EXERCISE BRIEF
Filter the records below for the word "kører". Copy each line that holds it.

Dataset items
[Start]
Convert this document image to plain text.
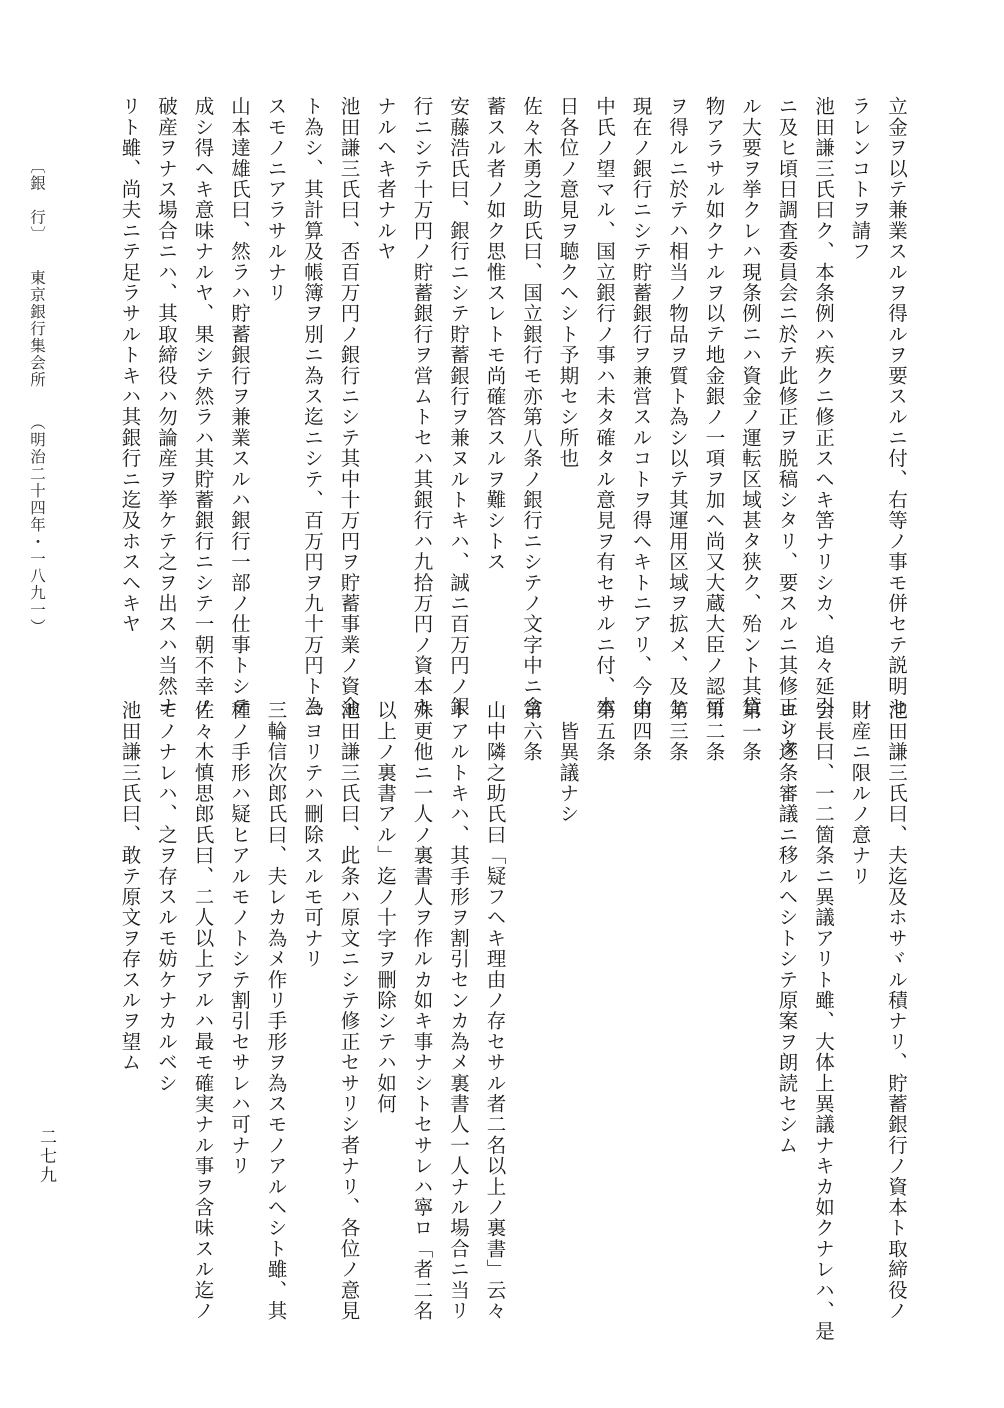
立金ヲ以テ兼業スルヲ得ルヲ要スルニ付、右等ノ事モ併セテ説明セ
ラレンコトヲ請フ
池田謙三氏曰ク、本条例ハ疾クニ修正スヘキ筈ナリシカ、追々延引
ニ及ヒ頃日調査委員会ニ於テ此修正ヲ脱稿シタリ、要スルニ其修正シタ
ル大要ヲ挙クレハ現条例ニハ資金ノ運転区域甚タ狭ク、殆ント其貸
物アラサル如クナルヲ以テ地金銀ノ一項ヲ加ヘ尚又大蔵大臣ノ認可
ヲ得ルニ於テハ相当ノ物品ヲ質ト為シ以テ其運用区域ヲ拡メ、及ヒ
現在ノ銀行ニシテ貯蓄銀行ヲ兼営スルコトヲ得ヘキトニアリ、今山
中氏ノ望マル、国立銀行ノ事ハ未タ確タル意見ヲ有セサルニ付、本
日各位ノ意見ヲ聴クヘシト予期セシ所也
佐々木勇之助氏曰、国立銀行モ亦第八条ノ銀行ニシテノ文字中ニ含
蓄スル者ノ如ク思惟スレトモ尚確答スルヲ難シトス
安藤浩氏曰、銀行ニシテ貯蓄銀行ヲ兼ヌルトキハ、誠ニ百万円ノ銀
行ニシテ十万円ノ貯蓄銀行ヲ営ムトセハ其銀行ハ九拾万円ノ資本ト
ナルヘキ者ナルヤ
池田謙三氏曰、否百万円ノ銀行ニシテ其中十万円ヲ貯蓄事業ノ資金
ト為シ、其計算及帳簿ヲ別ニ為ス迄ニシテ、百万円ヲ九十万円ト為
スモノニアラサルナリ
山本達雄氏曰、然ラハ貯蓄銀行ヲ兼業スルハ銀行一部ノ仕事トシテ
成シ得ヘキ意味ナルヤ、果シテ然ラハ其貯蓄銀行ニシテ一朝不幸ノ
破産ヲナス場合ニハ、其取締役ハ勿論産ヲ挙ケテ之ヲ出スハ当然ナ
リト雖、尚夫ニテ足ラサルトキハ其銀行ニ迄及ホスヘキヤ
池田謙三氏曰、夫迄及ホサヾル積ナリ、貯蓄銀行ノ資本ト取締役ノ
財産ニ限ルノ意ナリ
会長曰、一二箇条ニ異議アリト雖、大体上異議ナキカ如クナレハ、是
ヨリ逐条審議ニ移ルヘシトシテ原案ヲ朗読セシム
第一条
第二条
第三条
第四条
第五条
　皆異議ナシ
第六条
山中隣之助氏曰「疑フヘキ理由ノ存セサル者二名以上ノ裏書」云々
トアルトキハ、其手形ヲ割引センカ為メ裏書人一人ナル場合ニ当リ
殊更他ニ一人ノ裏書人ヲ作ルカ如キ事ナシトセサレハ寧ロ「者二名
以上ノ裏書アル」迄ノ十字ヲ刪除シテハ如何
池田謙三氏曰、此条ハ原文ニシテ修正セサリシ者ナリ、各位ノ意見
ニヨリテハ刪除スルモ可ナリ
三輪信次郎氏曰、夫レカ為メ作リ手形ヲ為スモノアルヘシト雖、其
種ノ手形ハ疑ヒアルモノトシテ割引セサレハ可ナリ
佐々木慎思郎氏曰、二人以上アルハ最モ確実ナル事ヲ含味スル迄ノ
モノナレハ、之ヲ存スルモ妨ケナカルベシ
池田謙三氏曰、敢テ原文ヲ存スルヲ望ム
〔銀　行〕　　東京銀行集会所　　（明治二十四年・一八九一）
二七九
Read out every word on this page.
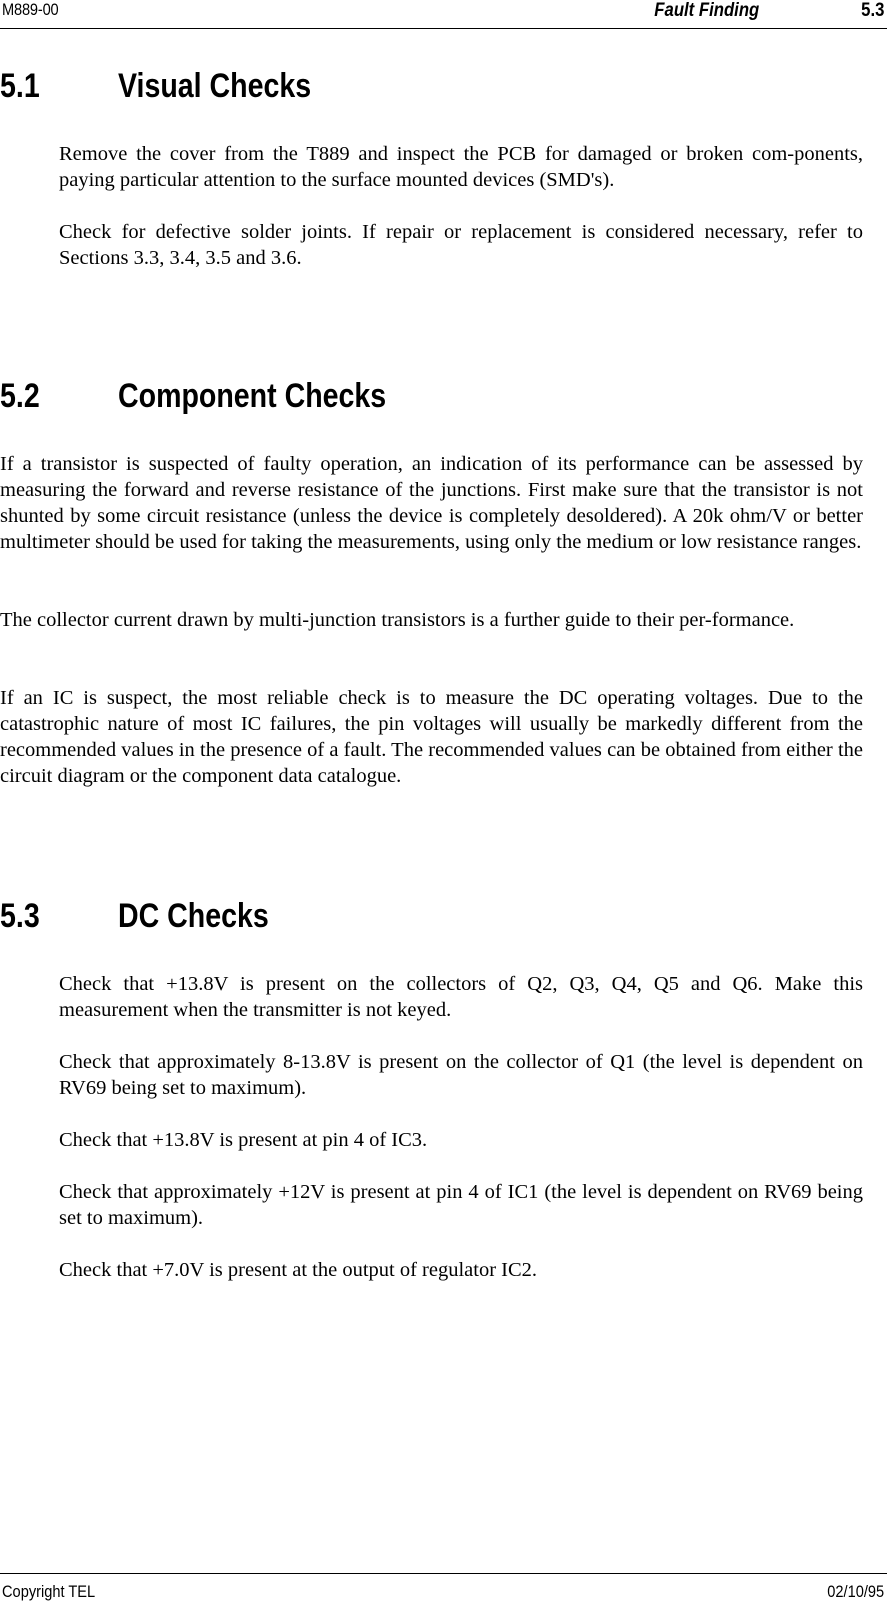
M889-00	Fault Finding	5.3
5.1 Visual Checks

Remove the cover from the T889 and inspect the PCB for damaged or broken com-ponents, paying particular attention to the surface mounted devices (SMD's).

Check for defective solder joints. If repair or replacement is considered necessary, refer to Sections 3.3, 3.4, 3.5 and 3.6.

5.2 Component Checks

If a transistor is suspected of faulty operation, an indication of its performance can be assessed by measuring the forward and reverse resistance of the junctions. First make sure that the transistor is not shunted by some circuit resistance (unless the device is completely desoldered). A 20k ohm/V or better multimeter should be used for taking the measurements, using only the medium or low resistance ranges.

The collector current drawn by multi-junction transistors is a further guide to their per-formance.

If an IC is suspect, the most reliable check is to measure the DC operating voltages. Due to the catastrophic nature of most IC failures, the pin voltages will usually be markedly different from the recommended values in the presence of a fault. The recommended values can be obtained from either the circuit diagram or the component data catalogue.

5.3 DC Checks

Check that +13.8V is present on the collectors of Q2, Q3, Q4, Q5 and Q6. Make this measurement when the transmitter is not keyed.

Check that approximately 8-13.8V is present on the collector of Q1 (the level is dependent on RV69 being set to maximum).

Check that +13.8V is present at pin 4 of IC3.

Check that approximately +12V is present at pin 4 of IC1 (the level is dependent on RV69 being set to maximum).

Check that +7.0V is present at the output of regulator IC2.

Copyright TEL	02/10/95
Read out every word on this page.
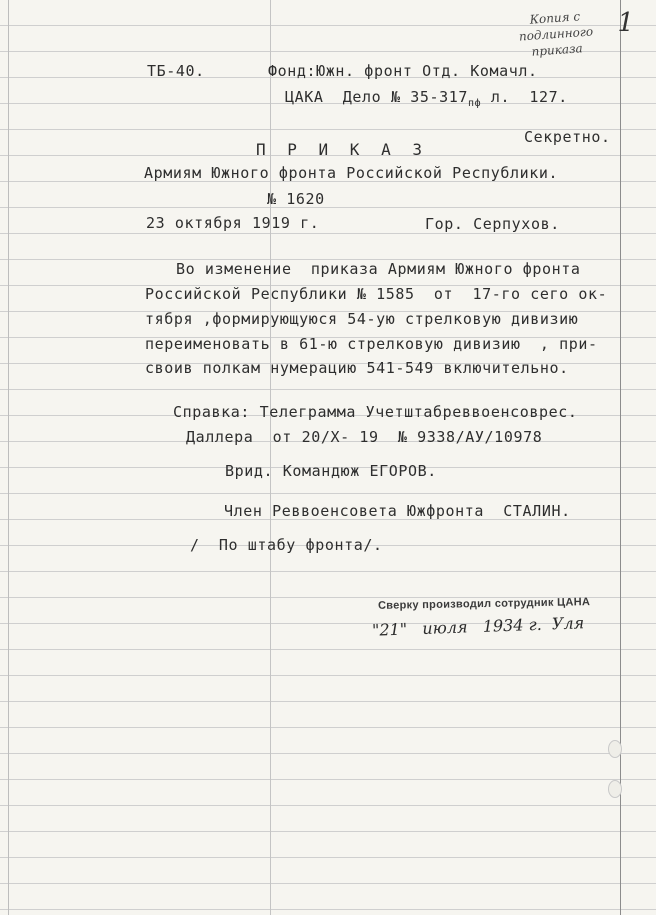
Копия с
подлинного приказа
1
ТБ-40.	Фонд:Южн. фронт Отд. Комачл.
ЦАКА  Дело № $35-317_{пф}$ л.  127.
Секретно.
П Р И К А З
Армиям Южного фронта Российской Республики.
№ 1620
23 октября 1919 г.	Гор. Серпухов.
Во изменение  приказа Армиям Южного фронта
Российской Республики № 1585  от  17-го сего ок-
тября ,формирующуюся 54-ую стрелковую дивизию
переименовать в 61-ю стрелковую дивизию  , при-
своив полкам нумерацию 541-549 включительно.
Справка: Телеграмма Учетштабреввоенсоврес.
Даллера  от 20/Х- 19  № 9338/АУ/10978
Врид. Командюж ЕГОРОВ.
Член Реввоенсовета Южфронта  СТАЛИН.
/  По штабу фронта/.
Сверку производил сотрудник ЦАНА
"21"   июля   1934 г.  Уля
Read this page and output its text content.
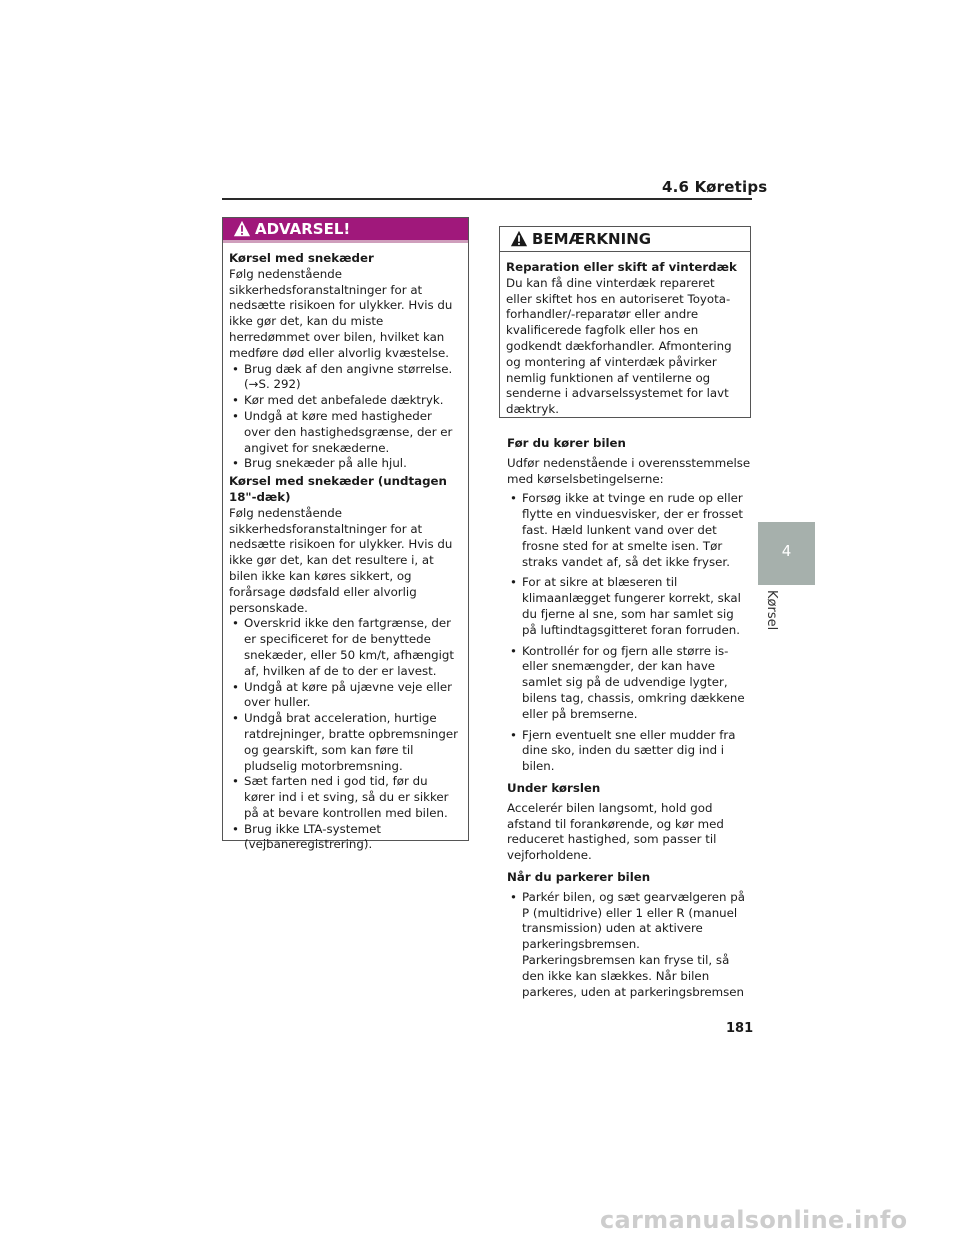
4.6 Køretips
ADVARSEL!
Kørsel med snekæder

Følg nedenstående sikkerhedsforanstaltninger for at nedsætte risikoen for ulykker. Hvis du ikke gør det, kan du miste herredømmet over bilen, hvilket kan medføre død eller alvorlig kvæstelse.

• Brug dæk af den angivne størrelse. (→S. 292)
• Kør med det anbefalede dæktryk.
• Undgå at køre med hastigheder over den hastighedsgrænse, der er angivet for snekæderne.
• Brug snekæder på alle hjul.
Kørsel med snekæder (undtagen 18"-dæk)

Følg nedenstående sikkerhedsforanstaltninger for at nedsætte risikoen for ulykker. Hvis du ikke gør det, kan det resultere i, at bilen ikke kan køres sikkert, og forårsage dødsfald eller alvorlig personskade.

• Overskrid ikke den fartgrænse, der er specificeret for de benyttede snekæder, eller 50 km/t, afhængigt af, hvilken af de to der er lavest.
• Undgå at køre på ujævne veje eller over huller.
• Undgå brat acceleration, hurtige ratdrejninger, bratte opbremsninger og gearskift, som kan føre til pludselig motorbremsning.
• Sæt farten ned i god tid, før du kører ind i et sving, så du er sikker på at bevare kontrollen med bilen.
• Brug ikke LTA-systemet (vejbaneregistrering).
BEMÆRKNING
Reparation eller skift af vinterdæk

Du kan få dine vinterdæk repareret eller skiftet hos en autoriseret Toyota-forhandler/-reparatør eller andre kvalificerede fagfolk eller hos en godkendt dækforhandler. Afmontering og montering af vinterdæk påvirker nemlig funktionen af ventilerne og senderne i advarselssystemet for lavt dæktryk.

Før du kører bilen

Udfør nedenstående i overensstemmelse med kørselsbetingelserne:

• Forsøg ikke at tvinge en rude op eller flytte en vinduesvisker, der er frosset fast. Hæld lunkent vand over det frosne sted for at smelte isen. Tør straks vandet af, så det ikke fryser.
• For at sikre at blæseren til klimaanlægget fungerer korrekt, skal du fjerne al sne, som har samlet sig på luftindtagsgitteret foran forruden.
• Kontrollér for og fjern alle større is- eller snemængder, der kan have samlet sig på de udvendige lygter, bilens tag, chassis, omkring dækkene eller på bremserne.
• Fjern eventuelt sne eller mudder fra dine sko, inden du sætter dig ind i bilen.
Under kørslen

Accelerér bilen langsomt, hold god afstand til forankørende, og kør med reduceret hastighed, som passer til vejforholdene.

Når du parkerer bilen
• Parkér bilen, og sæt gearvælgeren på P (multidrive) eller 1 eller R (manuel transmission) uden at aktivere parkeringsbremsen. Parkeringsbremsen kan fryse til, så den ikke kan slækkes. Når bilen parkeres, uden at parkeringsbremsen
181
4
Kørsel
carmanualsonline.info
[End]
RESPONSE TO THIS TASK
• Sæt farten ned i god tid, før du kører ind i et sving, så du er sikker på at bevare kontrollen med bilen.
Før du kører bilen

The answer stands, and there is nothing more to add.